__Exercise instructions__. Repeat the entries below exactly as they appear, with no pictures.

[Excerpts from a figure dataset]
•••••

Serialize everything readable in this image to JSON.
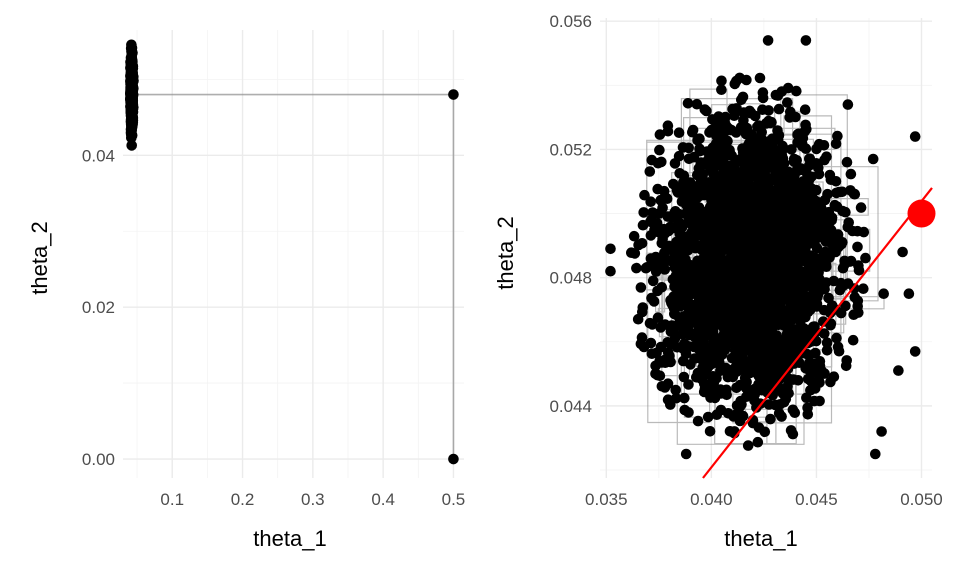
{
  "chart_data": [
    {
      "type": "scatter",
      "panel": "left",
      "xlabel": "theta_1",
      "ylabel": "theta_2",
      "xlim": [
        0.03,
        0.515
      ],
      "ylim": [
        -0.0025,
        0.0565
      ],
      "x_ticks": [
        0.1,
        0.2,
        0.3,
        0.4,
        0.5
      ],
      "x_tick_labels": [
        "0.1",
        "0.2",
        "0.3",
        "0.4",
        "0.5"
      ],
      "y_ticks": [
        0.0,
        0.02,
        0.04
      ],
      "y_tick_labels": [
        "0.00",
        "0.02",
        "0.04"
      ],
      "grid": true,
      "start_points": [
        {
          "x": 0.5,
          "y": 0.0
        },
        {
          "x": 0.5,
          "y": 0.048
        }
      ],
      "path_line": [
        {
          "x": 0.5,
          "y": 0.0
        },
        {
          "x": 0.5,
          "y": 0.048
        },
        {
          "x": 0.043,
          "y": 0.048
        }
      ],
      "cluster": {
        "x_center": 0.0425,
        "x_sd": 0.0015,
        "y_center": 0.0482,
        "y_sd": 0.0021,
        "y_range": [
          0.041,
          0.0555
        ]
      }
    },
    {
      "type": "scatter",
      "panel": "right",
      "xlabel": "theta_1",
      "ylabel": "theta_2",
      "xlim": [
        0.0347,
        0.0505
      ],
      "ylim": [
        0.04175,
        0.0561
      ],
      "x_ticks": [
        0.035,
        0.04,
        0.045,
        0.05
      ],
      "x_tick_labels": [
        "0.035",
        "0.040",
        "0.045",
        "0.050"
      ],
      "y_ticks": [
        0.044,
        0.048,
        0.052,
        0.056
      ],
      "y_tick_labels": [
        "0.044",
        "0.048",
        "0.052",
        "0.056"
      ],
      "grid": true,
      "cluster": {
        "x_center": 0.0418,
        "x_sd": 0.0022,
        "y_center": 0.0485,
        "y_sd": 0.0022
      },
      "outliers": [
        {
          "x": 0.0352,
          "y": 0.0489
        },
        {
          "x": 0.0352,
          "y": 0.0482
        },
        {
          "x": 0.0388,
          "y": 0.0425
        },
        {
          "x": 0.0478,
          "y": 0.0425
        },
        {
          "x": 0.0427,
          "y": 0.0554
        },
        {
          "x": 0.0445,
          "y": 0.0554
        },
        {
          "x": 0.0497,
          "y": 0.0524
        },
        {
          "x": 0.0497,
          "y": 0.0457
        },
        {
          "x": 0.0482,
          "y": 0.0475
        },
        {
          "x": 0.0489,
          "y": 0.0451
        },
        {
          "x": 0.0481,
          "y": 0.0432
        },
        {
          "x": 0.0465,
          "y": 0.0534
        },
        {
          "x": 0.0477,
          "y": 0.0517
        },
        {
          "x": 0.0491,
          "y": 0.0488
        },
        {
          "x": 0.0494,
          "y": 0.0475
        }
      ],
      "highlight_point": {
        "x": 0.05,
        "y": 0.05,
        "color": "#ff0000"
      },
      "reference_line": {
        "points": [
          {
            "x": 0.0396,
            "y": 0.04175
          },
          {
            "x": 0.0505,
            "y": 0.0508
          }
        ],
        "color": "#ff0000"
      }
    }
  ],
  "colors": {
    "points": "#000000",
    "path": "#8c8c8c",
    "highlight": "#ff0000"
  }
}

•••••

__Answer to the problem__.
Serialize everything readable in this image to JSON.
{
  "chart_data": [
    {
      "type": "scatter",
      "panel": "left",
      "xlabel": "theta_1",
      "ylabel": "theta_2",
      "xlim": [
        0.03,
        0.515
      ],
      "ylim": [
        -0.0025,
        0.0565
      ],
      "x_ticks": [
        0.1,
        0.2,
        0.3,
        0.4,
        0.5
      ],
      "x_tick_labels": [
        "0.1",
        "0.2",
        "0.3",
        "0.4",
        "0.5"
      ],
      "y_ticks": [
        0.0,
        0.02,
        0.04
      ],
      "y_tick_labels": [
        "0.00",
        "0.02",
        "0.04"
      ],
      "grid": true,
      "start_points": [
        {
          "x": 0.5,
          "y": 0.0
        },
        {
          "x": 0.5,
          "y": 0.048
        }
      ],
      "path_line": [
        {
          "x": 0.5,
          "y": 0.0
        },
        {
          "x": 0.5,
          "y": 0.048
        },
        {
          "x": 0.043,
          "y": 0.048
        }
      ],
      "cluster": {
        "x_center": 0.0425,
        "x_sd": 0.0015,
        "y_center": 0.0482,
        "y_sd": 0.0021,
        "y_range": [
          0.041,
          0.0555
        ]
      }
    },
    {
      "type": "scatter",
      "panel": "right",
      "xlabel": "theta_1",
      "ylabel": "theta_2",
      "xlim": [
        0.0347,
        0.0505
      ],
      "ylim": [
        0.04175,
        0.0561
      ],
      "x_ticks": [
        0.035,
        0.04,
        0.045,
        0.05
      ],
      "x_tick_labels": [
        "0.035",
        "0.040",
        "0.045",
        "0.050"
      ],
      "y_ticks": [
        0.044,
        0.048,
        0.052,
        0.056
      ],
      "y_tick_labels": [
        "0.044",
        "0.048",
        "0.052",
        "0.056"
      ],
      "grid": true,
      "cluster": {
        "x_center": 0.0418,
        "x_sd": 0.0022,
        "y_center": 0.0485,
        "y_sd": 0.0022
      },
      "outliers": [
        {
          "x": 0.0352,
          "y": 0.0489
        },
        {
          "x": 0.0352,
          "y": 0.0482
        },
        {
          "x": 0.0388,
          "y": 0.0425
        },
        {
          "x": 0.0478,
          "y": 0.0425
        },
        {
          "x": 0.0427,
          "y": 0.0554
        },
        {
          "x": 0.0445,
          "y": 0.0554
        },
        {
          "x": 0.0497,
          "y": 0.0524
        },
        {
          "x": 0.0497,
          "y": 0.0457
        },
        {
          "x": 0.0482,
          "y": 0.0475
        },
        {
          "x": 0.0489,
          "y": 0.0451
        },
        {
          "x": 0.0481,
          "y": 0.0432
        },
        {
          "x": 0.0465,
          "y": 0.0534
        },
        {
          "x": 0.0477,
          "y": 0.0517
        },
        {
          "x": 0.0491,
          "y": 0.0488
        },
        {
          "x": 0.0494,
          "y": 0.0475
        }
      ],
      "highlight_point": {
        "x": 0.05,
        "y": 0.05,
        "color": "#ff0000"
      },
      "reference_line": {
        "points": [
          {
            "x": 0.0396,
            "y": 0.04175
          },
          {
            "x": 0.0505,
            "y": 0.0508
          }
        ],
        "color": "#ff0000"
      }
    }
  ],
  "colors": {
    "points": "#000000",
    "path": "#8c8c8c",
    "highlight": "#ff0000"
  }
}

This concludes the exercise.